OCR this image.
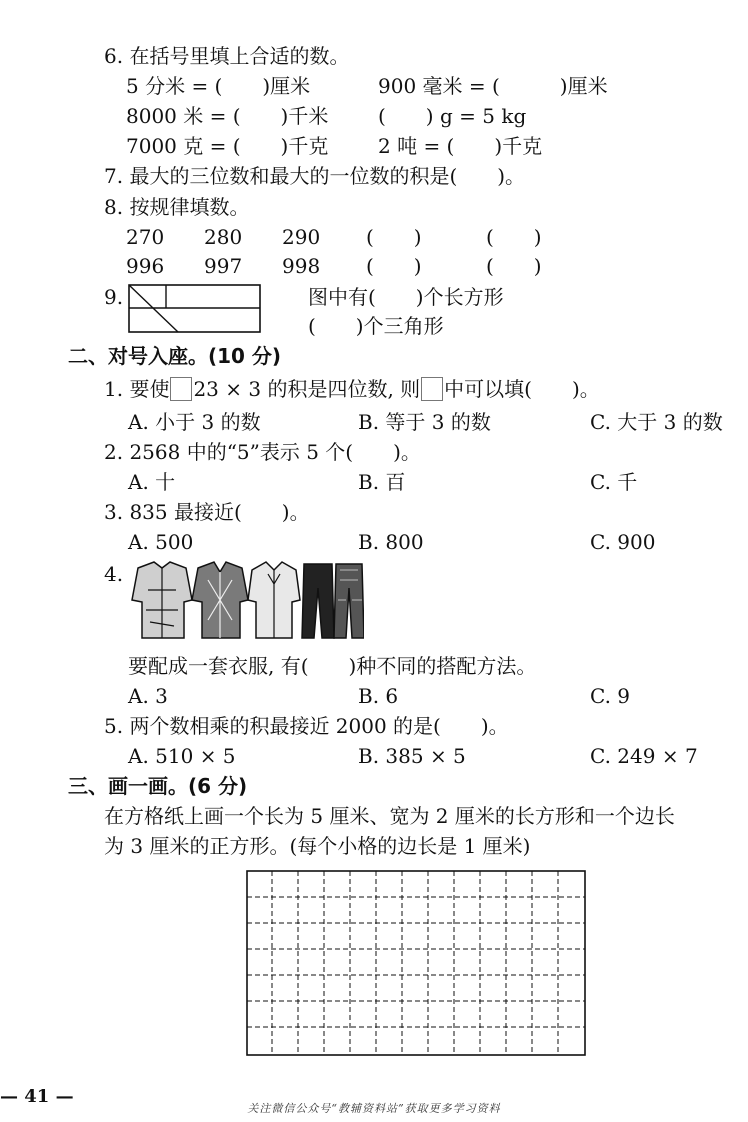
6. 在括号里填上合适的数。
5 分米 = (　　)厘米	900 毫米 = (　　　)厘米
8000 米 = (　　)千米 (　　) g = 5 kg
7000 克 = (　　)千克 2 吨 = (　　)千克
7. 最大的三位数和最大的一位数的积是(　　)。
8. 按规律填数。
270 280 290 (　　)	(　　)
996 997 998 (　　)	(　　)
9.	图中有(　　)个长方形
(　　)个三角形
二、对号入座。(10 分)
1. 要使 23 × 3 的积是四位数, 则 中可以填(　　)。
A. 小于 3 的数	B. 等于 3 的数	C. 大于 3 的数
2. 2568 中的“5”表示 5 个(　　)。
A. 十	B. 百	C. 千
3. 835 最接近(　　)。
A. 500	B. 800	C. 900
4.
要配成一套衣服, 有(　　)种不同的搭配方法。
A. 3	B. 6	C. 9
5. 两个数相乘的积最接近 2000 的是(　　)。
A. 510 × 5	B. 385 × 5	C. 249 × 7
三、画一画。(6 分)
在方格纸上画一个长为 5 厘米、宽为 2 厘米的长方形和一个边长
为 3 厘米的正方形。(每个小格的边长是 1 厘米)
— 41 —
关注微信公众号“教辅资料站”获取更多学习资料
+++++
#### Instruction
Quote the data exactly, leaving every image out of the copy.

#### Task answer
OCR this image.
6. 在括号里填上合适的数。
5 分米 = (　　)厘米	900 毫米 = (　　　)厘米
8000 米 = (　　)千米 (　　) g = 5 kg
7000 克 = (　　)千克 2 吨 = (　　)千克
7. 最大的三位数和最大的一位数的积是(　　)。
8. 按规律填数。
270 280 290 (　　)	(　　)
996 997 998 (　　)	(　　)
9.	图中有(　　)个长方形
(　　)个三角形
二、对号入座。(10 分)
1. 要使 23 × 3 的积是四位数, 则 中可以填(　　)。
A. 小于 3 的数	B. 等于 3 的数	C. 大于 3 的数
2. 2568 中的“5”表示 5 个(　　)。
A. 十	B. 百	C. 千
3. 835 最接近(　　)。
A. 500	B. 800	C. 900
4.
要配成一套衣服, 有(　　)种不同的搭配方法。
A. 3	B. 6	C. 9
5. 两个数相乘的积最接近 2000 的是(　　)。
A. 510 × 5	B. 385 × 5	C. 249 × 7
三、画一画。(6 分)
在方格纸上画一个长为 5 厘米、宽为 2 厘米的长方形和一个边长
为 3 厘米的正方形。(每个小格的边长是 1 厘米)
— 41 —
关注微信公众号“教辅资料站”获取更多学习资料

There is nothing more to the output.